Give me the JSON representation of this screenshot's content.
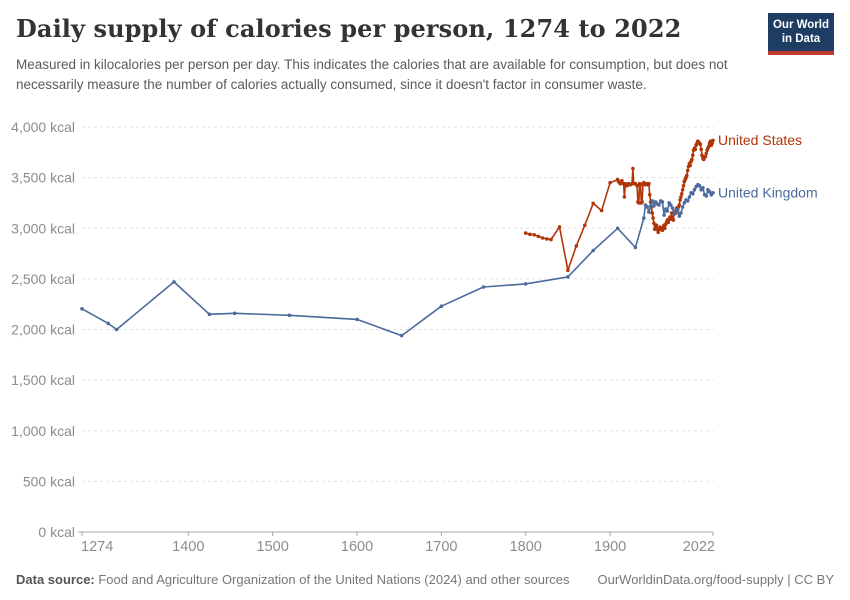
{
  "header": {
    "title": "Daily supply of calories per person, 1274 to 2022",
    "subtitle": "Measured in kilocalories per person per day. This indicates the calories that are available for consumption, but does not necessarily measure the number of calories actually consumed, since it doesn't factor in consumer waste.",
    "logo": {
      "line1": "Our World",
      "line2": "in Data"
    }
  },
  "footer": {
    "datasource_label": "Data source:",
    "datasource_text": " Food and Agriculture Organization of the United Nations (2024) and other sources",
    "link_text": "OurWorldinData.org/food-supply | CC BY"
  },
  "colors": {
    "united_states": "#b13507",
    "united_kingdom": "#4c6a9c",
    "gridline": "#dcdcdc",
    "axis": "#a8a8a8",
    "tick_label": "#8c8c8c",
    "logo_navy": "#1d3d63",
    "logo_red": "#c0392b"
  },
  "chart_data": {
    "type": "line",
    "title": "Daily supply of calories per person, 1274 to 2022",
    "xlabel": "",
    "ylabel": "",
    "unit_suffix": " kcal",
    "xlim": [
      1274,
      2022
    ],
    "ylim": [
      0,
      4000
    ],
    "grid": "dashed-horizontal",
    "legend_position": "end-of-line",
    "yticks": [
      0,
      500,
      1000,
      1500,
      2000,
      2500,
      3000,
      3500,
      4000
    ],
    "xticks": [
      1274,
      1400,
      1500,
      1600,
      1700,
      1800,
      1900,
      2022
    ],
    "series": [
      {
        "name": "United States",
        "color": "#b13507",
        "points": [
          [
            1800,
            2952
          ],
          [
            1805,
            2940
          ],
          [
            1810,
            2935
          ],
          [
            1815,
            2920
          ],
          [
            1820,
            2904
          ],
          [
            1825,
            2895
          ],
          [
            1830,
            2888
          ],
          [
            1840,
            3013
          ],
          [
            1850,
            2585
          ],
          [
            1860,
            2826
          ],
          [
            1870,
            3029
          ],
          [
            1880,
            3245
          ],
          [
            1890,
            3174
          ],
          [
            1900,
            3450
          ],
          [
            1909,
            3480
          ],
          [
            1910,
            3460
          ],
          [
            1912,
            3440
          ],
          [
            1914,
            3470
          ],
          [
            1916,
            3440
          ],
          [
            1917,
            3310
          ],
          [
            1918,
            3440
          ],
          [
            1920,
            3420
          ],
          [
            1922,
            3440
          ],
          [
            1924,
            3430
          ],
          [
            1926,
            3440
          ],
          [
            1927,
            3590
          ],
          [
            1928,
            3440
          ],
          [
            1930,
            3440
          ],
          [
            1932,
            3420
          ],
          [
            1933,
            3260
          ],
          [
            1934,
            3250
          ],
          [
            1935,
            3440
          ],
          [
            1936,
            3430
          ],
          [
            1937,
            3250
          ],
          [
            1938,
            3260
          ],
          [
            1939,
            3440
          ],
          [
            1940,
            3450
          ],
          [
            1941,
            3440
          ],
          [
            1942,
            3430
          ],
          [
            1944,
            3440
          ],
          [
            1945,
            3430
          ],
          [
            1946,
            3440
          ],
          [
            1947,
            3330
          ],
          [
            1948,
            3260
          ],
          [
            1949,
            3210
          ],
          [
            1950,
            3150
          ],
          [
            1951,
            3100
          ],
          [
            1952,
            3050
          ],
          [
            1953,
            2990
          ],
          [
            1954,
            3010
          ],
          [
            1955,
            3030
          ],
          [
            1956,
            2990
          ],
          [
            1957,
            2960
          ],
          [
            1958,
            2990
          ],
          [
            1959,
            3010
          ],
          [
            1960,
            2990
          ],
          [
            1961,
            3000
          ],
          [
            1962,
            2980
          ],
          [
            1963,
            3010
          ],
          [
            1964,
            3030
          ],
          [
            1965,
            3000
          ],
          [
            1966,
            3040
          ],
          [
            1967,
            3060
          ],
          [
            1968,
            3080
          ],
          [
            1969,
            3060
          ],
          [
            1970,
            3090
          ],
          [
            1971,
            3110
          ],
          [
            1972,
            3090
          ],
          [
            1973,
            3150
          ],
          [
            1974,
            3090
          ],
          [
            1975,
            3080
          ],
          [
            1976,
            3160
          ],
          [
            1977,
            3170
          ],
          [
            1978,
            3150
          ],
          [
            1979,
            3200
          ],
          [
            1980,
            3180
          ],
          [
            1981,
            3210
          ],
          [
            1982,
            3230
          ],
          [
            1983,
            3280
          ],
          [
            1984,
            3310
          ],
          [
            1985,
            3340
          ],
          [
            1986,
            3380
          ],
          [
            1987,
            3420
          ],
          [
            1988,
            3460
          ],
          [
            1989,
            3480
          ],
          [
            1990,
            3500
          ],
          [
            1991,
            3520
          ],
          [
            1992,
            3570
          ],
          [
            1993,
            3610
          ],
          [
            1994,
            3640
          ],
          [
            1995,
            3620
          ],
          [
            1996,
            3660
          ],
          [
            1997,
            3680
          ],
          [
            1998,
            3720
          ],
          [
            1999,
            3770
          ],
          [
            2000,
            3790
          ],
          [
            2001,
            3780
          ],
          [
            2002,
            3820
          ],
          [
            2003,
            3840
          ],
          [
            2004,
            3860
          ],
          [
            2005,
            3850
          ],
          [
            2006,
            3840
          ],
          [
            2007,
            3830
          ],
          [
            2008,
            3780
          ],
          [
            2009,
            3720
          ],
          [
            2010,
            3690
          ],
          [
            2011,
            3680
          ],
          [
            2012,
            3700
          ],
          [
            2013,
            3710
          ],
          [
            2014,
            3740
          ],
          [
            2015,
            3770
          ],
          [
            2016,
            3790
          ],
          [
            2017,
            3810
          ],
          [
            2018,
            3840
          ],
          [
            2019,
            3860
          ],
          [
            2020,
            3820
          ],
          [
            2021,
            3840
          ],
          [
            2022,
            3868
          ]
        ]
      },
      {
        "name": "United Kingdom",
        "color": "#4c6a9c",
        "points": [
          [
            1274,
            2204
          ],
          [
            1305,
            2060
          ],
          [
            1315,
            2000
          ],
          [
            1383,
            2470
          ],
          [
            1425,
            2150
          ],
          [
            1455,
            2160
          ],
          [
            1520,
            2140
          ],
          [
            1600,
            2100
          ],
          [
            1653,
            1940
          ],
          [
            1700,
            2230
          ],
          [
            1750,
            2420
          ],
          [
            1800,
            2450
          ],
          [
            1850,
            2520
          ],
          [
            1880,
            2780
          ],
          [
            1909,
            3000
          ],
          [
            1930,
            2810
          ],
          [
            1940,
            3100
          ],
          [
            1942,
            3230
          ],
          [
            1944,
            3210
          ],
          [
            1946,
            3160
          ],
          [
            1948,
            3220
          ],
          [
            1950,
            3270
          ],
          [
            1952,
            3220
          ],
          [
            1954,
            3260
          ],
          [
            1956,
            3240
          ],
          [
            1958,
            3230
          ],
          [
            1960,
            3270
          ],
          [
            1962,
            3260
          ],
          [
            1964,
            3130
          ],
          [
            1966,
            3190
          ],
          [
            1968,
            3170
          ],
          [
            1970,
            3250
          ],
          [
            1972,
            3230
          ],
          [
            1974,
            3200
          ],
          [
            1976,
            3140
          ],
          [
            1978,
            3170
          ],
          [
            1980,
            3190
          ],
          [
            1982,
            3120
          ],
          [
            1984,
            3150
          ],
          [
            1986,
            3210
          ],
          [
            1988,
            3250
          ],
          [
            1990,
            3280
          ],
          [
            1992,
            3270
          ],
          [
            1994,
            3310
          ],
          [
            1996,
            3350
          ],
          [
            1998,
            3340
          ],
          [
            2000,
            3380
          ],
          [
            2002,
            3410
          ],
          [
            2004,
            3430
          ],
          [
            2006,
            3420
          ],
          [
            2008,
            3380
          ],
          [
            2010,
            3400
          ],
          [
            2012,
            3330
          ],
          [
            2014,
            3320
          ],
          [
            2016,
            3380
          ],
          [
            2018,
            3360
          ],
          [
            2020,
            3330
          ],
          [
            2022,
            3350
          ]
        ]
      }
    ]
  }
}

-----

_Task details_. Among the records above, how many lines carry the string "name"? Reply with the number alone.

_Response to this exercise_. 2